= What you should do =
Copy the data below exactly, omitting any picture it contains.
##### Supplied records
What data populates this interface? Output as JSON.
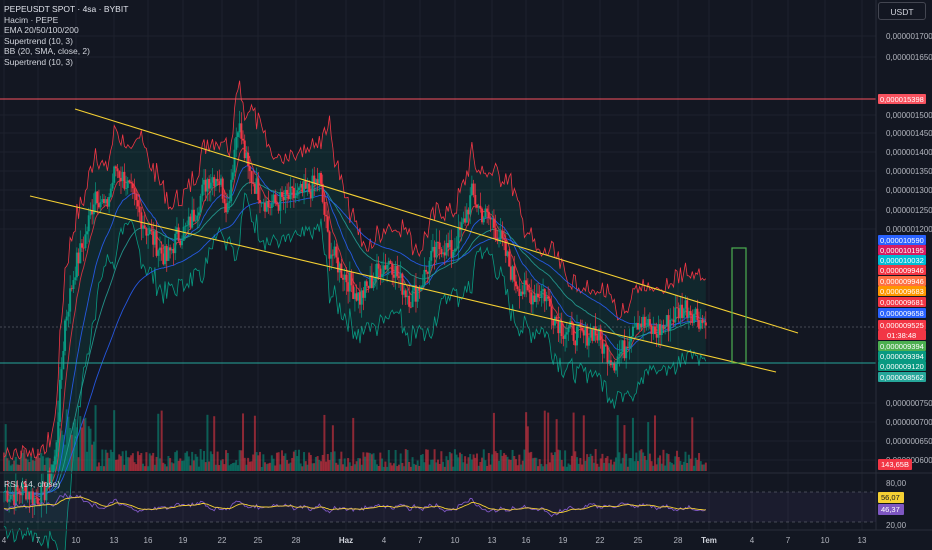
{
  "header": {
    "title": "PEPEUSDT SPOT · 4sa · BYBIT",
    "indicators": [
      "Hacim · PEPE",
      "EMA 20/50/100/200",
      "Supertrend (10, 3)",
      "BB (20, SMA, close, 2)",
      "Supertrend (10, 3)"
    ],
    "currency_button": "USDT"
  },
  "rsi": {
    "label": "RSI (14, close)",
    "ticks": [
      "80,00",
      "20,00"
    ],
    "badges": [
      {
        "text": "56,07",
        "color": "#f5d033",
        "text_color": "#131722"
      },
      {
        "text": "46,37",
        "color": "#7e57c2",
        "text_color": "#ffffff"
      }
    ]
  },
  "price_axis": {
    "ticks": [
      "0,0000017000",
      "0,0000016500",
      "0,0000015000",
      "0,0000014500",
      "0,0000014000",
      "0,0000013500",
      "0,0000013000",
      "0,0000012500",
      "0,0000012000",
      "0,0000007500",
      "0,0000007000",
      "0,0000006500",
      "0,0000006000"
    ],
    "current_time": "01:38:48",
    "volume_badge": {
      "text": "143,65B",
      "color": "#f23645"
    },
    "badges": [
      {
        "text": "0,000015398",
        "color": "#f7525f"
      },
      {
        "text": "0,000010590",
        "color": "#2962ff"
      },
      {
        "text": "0,000010195",
        "color": "#d81b60"
      },
      {
        "text": "0,000010032",
        "color": "#00bcd4"
      },
      {
        "text": "0,000009946",
        "color": "#f23645"
      },
      {
        "text": "0,000009946",
        "color": "#ff7043"
      },
      {
        "text": "0,000009683",
        "color": "#ff9800"
      },
      {
        "text": "0,000009681",
        "color": "#f23645"
      },
      {
        "text": "0,000009658",
        "color": "#2962ff"
      },
      {
        "text": "0,000009525",
        "color": "#f23645"
      },
      {
        "text": "0,000009394",
        "color": "#4caf50"
      },
      {
        "text": "0,000009394",
        "color": "#089981"
      },
      {
        "text": "0,000009120",
        "color": "#089981"
      },
      {
        "text": "0,000008562",
        "color": "#26a69a"
      }
    ]
  },
  "time_axis": {
    "ticks": [
      "4",
      "7",
      "10",
      "13",
      "16",
      "19",
      "22",
      "25",
      "28",
      "Haz",
      "4",
      "7",
      "10",
      "13",
      "16",
      "19",
      "22",
      "25",
      "28",
      "Tem",
      "4",
      "7",
      "10",
      "13"
    ]
  },
  "chart_data": {
    "type": "candlestick",
    "symbol": "PEPEUSDT",
    "interval": "4sa",
    "exchange": "BYBIT",
    "price_range": [
      5.5e-06,
      1.76e-05
    ],
    "horizontal_levels": [
      {
        "price": 1.5398e-05,
        "color": "#f7525f"
      },
      {
        "price": 8.562e-06,
        "color": "#26a69a"
      }
    ],
    "trendlines": [
      {
        "from": {
          "date": "May 10",
          "price": 1.53e-05
        },
        "to": {
          "date": "Jul 08",
          "price": 9.2e-06
        },
        "color": "#f5d033"
      },
      {
        "from": {
          "date": "May 04",
          "price": 1.32e-05
        },
        "to": {
          "date": "Jul 09",
          "price": 7.8e-06
        },
        "color": "#f5d033"
      }
    ],
    "target_box": {
      "from": 8.562e-06,
      "to": 1.17e-05,
      "color": "#4caf50"
    },
    "close_series": [
      5.2,
      5.1,
      5.3,
      5.0,
      5.2,
      6.0,
      9.6,
      11.0,
      11.8,
      13.0,
      12.5,
      13.6,
      13.2,
      12.6,
      12.0,
      11.6,
      11.2,
      11.8,
      12.0,
      12.6,
      13.3,
      13.4,
      12.6,
      14.8,
      13.5,
      13.0,
      12.6,
      12.7,
      12.8,
      12.9,
      13.0,
      13.3,
      11.5,
      11.0,
      10.6,
      10.2,
      10.6,
      11.0,
      11.2,
      10.6,
      10.2,
      10.6,
      11.2,
      11.6,
      11.4,
      12.0,
      12.9,
      12.4,
      12.2,
      11.6,
      10.8,
      10.4,
      10.3,
      10.4,
      9.8,
      9.4,
      9.3,
      9.2,
      9.4,
      8.9,
      8.6,
      8.9,
      9.7,
      9.5,
      9.3,
      9.5,
      9.8,
      10.0,
      9.8,
      9.5
    ]
  }
}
##########
= Answer to this task =
What data populates this interface? Output as JSON.
{
  "header": {
    "title": "PEPEUSDT SPOT · 4sa · BYBIT",
    "indicators": [
      "Hacim · PEPE",
      "EMA 20/50/100/200",
      "Supertrend (10, 3)",
      "BB (20, SMA, close, 2)",
      "Supertrend (10, 3)"
    ],
    "currency_button": "USDT"
  },
  "rsi": {
    "label": "RSI (14, close)",
    "ticks": [
      "80,00",
      "20,00"
    ],
    "badges": [
      {
        "text": "56,07",
        "color": "#f5d033",
        "text_color": "#131722"
      },
      {
        "text": "46,37",
        "color": "#7e57c2",
        "text_color": "#ffffff"
      }
    ]
  },
  "price_axis": {
    "ticks": [
      "0,0000017000",
      "0,0000016500",
      "0,0000015000",
      "0,0000014500",
      "0,0000014000",
      "0,0000013500",
      "0,0000013000",
      "0,0000012500",
      "0,0000012000",
      "0,0000007500",
      "0,0000007000",
      "0,0000006500",
      "0,0000006000"
    ],
    "current_time": "01:38:48",
    "volume_badge": {
      "text": "143,65B",
      "color": "#f23645"
    },
    "badges": [
      {
        "text": "0,000015398",
        "color": "#f7525f"
      },
      {
        "text": "0,000010590",
        "color": "#2962ff"
      },
      {
        "text": "0,000010195",
        "color": "#d81b60"
      },
      {
        "text": "0,000010032",
        "color": "#00bcd4"
      },
      {
        "text": "0,000009946",
        "color": "#f23645"
      },
      {
        "text": "0,000009946",
        "color": "#ff7043"
      },
      {
        "text": "0,000009683",
        "color": "#ff9800"
      },
      {
        "text": "0,000009681",
        "color": "#f23645"
      },
      {
        "text": "0,000009658",
        "color": "#2962ff"
      },
      {
        "text": "0,000009525",
        "color": "#f23645"
      },
      {
        "text": "0,000009394",
        "color": "#4caf50"
      },
      {
        "text": "0,000009394",
        "color": "#089981"
      },
      {
        "text": "0,000009120",
        "color": "#089981"
      },
      {
        "text": "0,000008562",
        "color": "#26a69a"
      }
    ]
  },
  "time_axis": {
    "ticks": [
      "4",
      "7",
      "10",
      "13",
      "16",
      "19",
      "22",
      "25",
      "28",
      "Haz",
      "4",
      "7",
      "10",
      "13",
      "16",
      "19",
      "22",
      "25",
      "28",
      "Tem",
      "4",
      "7",
      "10",
      "13"
    ]
  },
  "chart_data": {
    "type": "candlestick",
    "symbol": "PEPEUSDT",
    "interval": "4sa",
    "exchange": "BYBIT",
    "price_range": [
      5.5e-06,
      1.76e-05
    ],
    "horizontal_levels": [
      {
        "price": 1.5398e-05,
        "color": "#f7525f"
      },
      {
        "price": 8.562e-06,
        "color": "#26a69a"
      }
    ],
    "trendlines": [
      {
        "from": {
          "date": "May 10",
          "price": 1.53e-05
        },
        "to": {
          "date": "Jul 08",
          "price": 9.2e-06
        },
        "color": "#f5d033"
      },
      {
        "from": {
          "date": "May 04",
          "price": 1.32e-05
        },
        "to": {
          "date": "Jul 09",
          "price": 7.8e-06
        },
        "color": "#f5d033"
      }
    ],
    "target_box": {
      "from": 8.562e-06,
      "to": 1.17e-05,
      "color": "#4caf50"
    },
    "close_series": [
      5.2,
      5.1,
      5.3,
      5.0,
      5.2,
      6.0,
      9.6,
      11.0,
      11.8,
      13.0,
      12.5,
      13.6,
      13.2,
      12.6,
      12.0,
      11.6,
      11.2,
      11.8,
      12.0,
      12.6,
      13.3,
      13.4,
      12.6,
      14.8,
      13.5,
      13.0,
      12.6,
      12.7,
      12.8,
      12.9,
      13.0,
      13.3,
      11.5,
      11.0,
      10.6,
      10.2,
      10.6,
      11.0,
      11.2,
      10.6,
      10.2,
      10.6,
      11.2,
      11.6,
      11.4,
      12.0,
      12.9,
      12.4,
      12.2,
      11.6,
      10.8,
      10.4,
      10.3,
      10.4,
      9.8,
      9.4,
      9.3,
      9.2,
      9.4,
      8.9,
      8.6,
      8.9,
      9.7,
      9.5,
      9.3,
      9.5,
      9.8,
      10.0,
      9.8,
      9.5
    ]
  }
}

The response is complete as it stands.